WHAT TO DO ▸
Write out the material exactly, without any of its pictures.

===

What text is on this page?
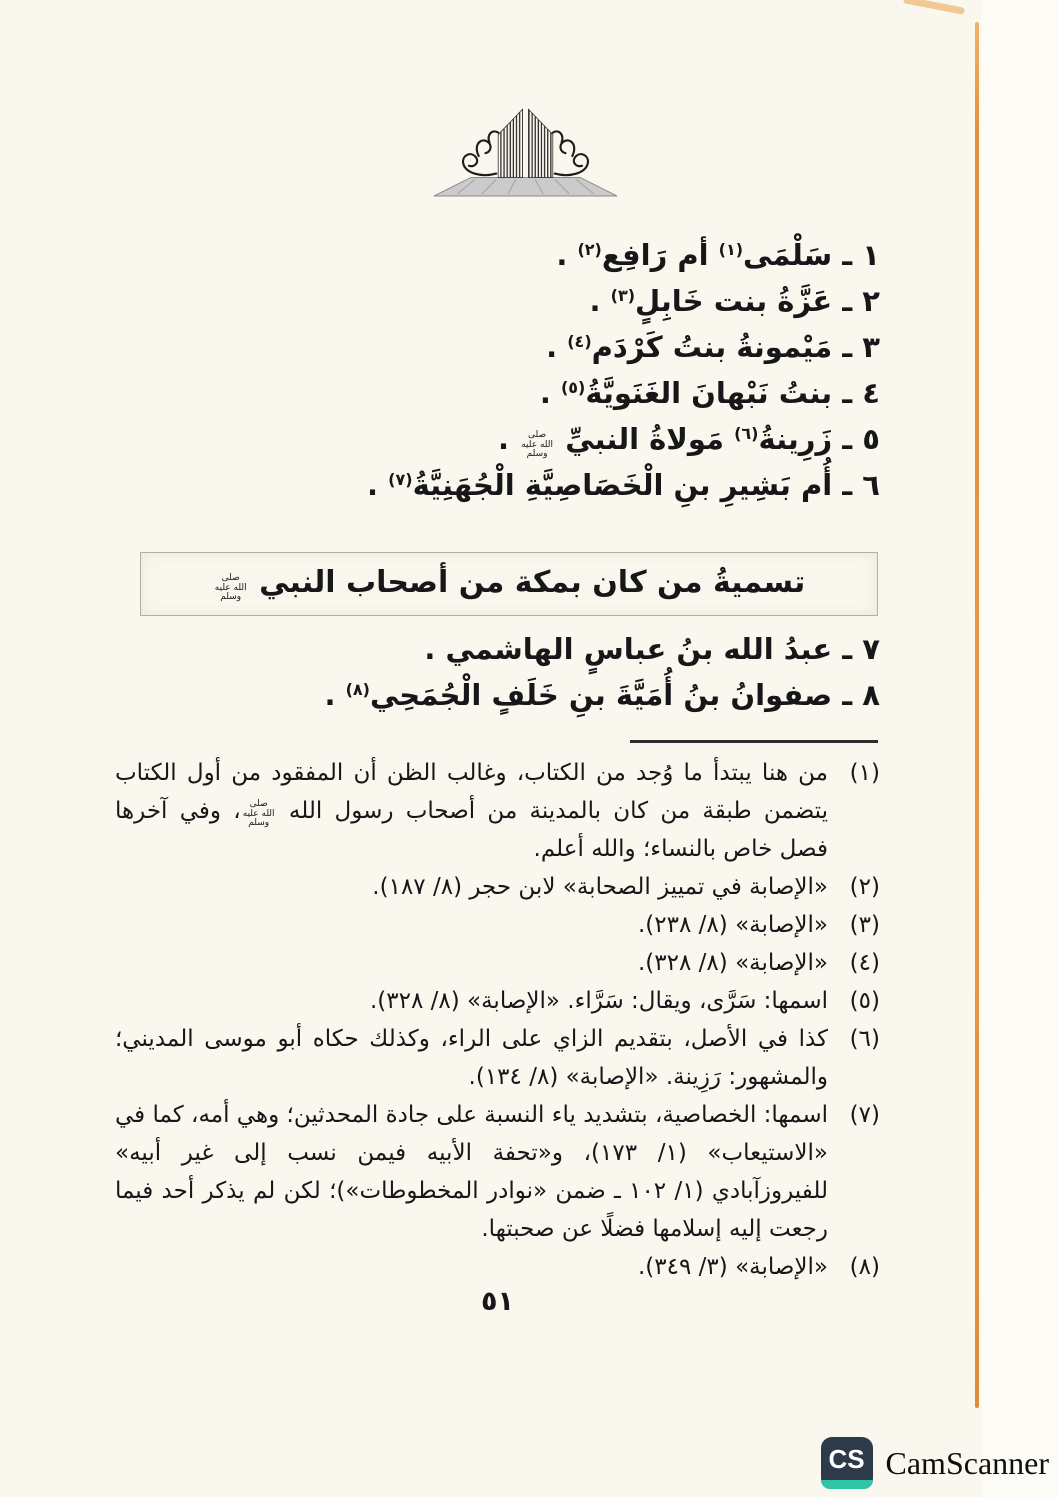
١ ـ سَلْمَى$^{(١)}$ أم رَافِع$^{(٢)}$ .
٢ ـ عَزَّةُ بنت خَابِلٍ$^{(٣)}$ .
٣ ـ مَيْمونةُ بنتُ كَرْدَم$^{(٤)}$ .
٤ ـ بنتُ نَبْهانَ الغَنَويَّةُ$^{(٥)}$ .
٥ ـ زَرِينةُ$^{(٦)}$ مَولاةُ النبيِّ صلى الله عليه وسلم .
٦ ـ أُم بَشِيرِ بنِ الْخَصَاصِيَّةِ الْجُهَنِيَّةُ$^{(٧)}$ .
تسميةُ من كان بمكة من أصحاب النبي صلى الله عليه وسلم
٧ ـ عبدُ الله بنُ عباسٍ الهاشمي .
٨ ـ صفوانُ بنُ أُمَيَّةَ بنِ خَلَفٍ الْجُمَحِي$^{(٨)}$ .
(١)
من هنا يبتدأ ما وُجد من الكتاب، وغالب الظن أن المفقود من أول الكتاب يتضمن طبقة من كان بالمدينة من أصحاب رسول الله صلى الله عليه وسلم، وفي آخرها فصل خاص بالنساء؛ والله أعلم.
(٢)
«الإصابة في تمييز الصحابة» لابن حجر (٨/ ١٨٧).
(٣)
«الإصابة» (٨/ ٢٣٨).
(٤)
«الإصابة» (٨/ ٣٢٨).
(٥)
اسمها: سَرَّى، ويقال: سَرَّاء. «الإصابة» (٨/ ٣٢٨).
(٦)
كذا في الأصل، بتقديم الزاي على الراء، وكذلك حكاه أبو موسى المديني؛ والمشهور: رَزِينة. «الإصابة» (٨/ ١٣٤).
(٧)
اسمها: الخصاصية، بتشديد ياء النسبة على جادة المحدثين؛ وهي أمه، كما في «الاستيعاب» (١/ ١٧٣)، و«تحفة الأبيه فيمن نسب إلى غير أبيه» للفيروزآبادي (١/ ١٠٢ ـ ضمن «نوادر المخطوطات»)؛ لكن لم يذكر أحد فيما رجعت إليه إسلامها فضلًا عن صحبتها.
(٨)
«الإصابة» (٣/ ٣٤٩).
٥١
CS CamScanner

===

TASK OUTPUT ▸
What text is on this page?
١ ـ سَلْمَى$^{(١)}$ أم رَافِع$^{(٢)}$ .
٢ ـ عَزَّةُ بنت خَابِلٍ$^{(٣)}$ .
٣ ـ مَيْمونةُ بنتُ كَرْدَم$^{(٤)}$ .
٤ ـ بنتُ نَبْهانَ الغَنَويَّةُ$^{(٥)}$ .
٥ ـ زَرِينةُ$^{(٦)}$ مَولاةُ النبيِّ صلى الله عليه وسلم .
٦ ـ أُم بَشِيرِ بنِ الْخَصَاصِيَّةِ الْجُهَنِيَّةُ$^{(٧)}$ .
تسميةُ من كان بمكة من أصحاب النبي صلى الله عليه وسلم
٧ ـ عبدُ الله بنُ عباسٍ الهاشمي .
٨ ـ صفوانُ بنُ أُمَيَّةَ بنِ خَلَفٍ الْجُمَحِي$^{(٨)}$ .
(١)
من هنا يبتدأ ما وُجد من الكتاب، وغالب الظن أن المفقود من أول الكتاب يتضمن طبقة من كان بالمدينة من أصحاب رسول الله صلى الله عليه وسلم، وفي آخرها فصل خاص بالنساء؛ والله أعلم.
(٢)
«الإصابة في تمييز الصحابة» لابن حجر (٨/ ١٨٧).
(٣)
«الإصابة» (٨/ ٢٣٨).
(٤)
«الإصابة» (٨/ ٣٢٨).
(٥)
اسمها: سَرَّى، ويقال: سَرَّاء. «الإصابة» (٨/ ٣٢٨).
(٦)
كذا في الأصل، بتقديم الزاي على الراء، وكذلك حكاه أبو موسى المديني؛ والمشهور: رَزِينة. «الإصابة» (٨/ ١٣٤).
(٧)
اسمها: الخصاصية، بتشديد ياء النسبة على جادة المحدثين؛ وهي أمه، كما في «الاستيعاب» (١/ ١٧٣)، و«تحفة الأبيه فيمن نسب إلى غير أبيه» للفيروزآبادي (١/ ١٠٢ ـ ضمن «نوادر المخطوطات»)؛ لكن لم يذكر أحد فيما رجعت إليه إسلامها فضلًا عن صحبتها.
(٨)
«الإصابة» (٣/ ٣٤٩).
٥١
CS CamScanner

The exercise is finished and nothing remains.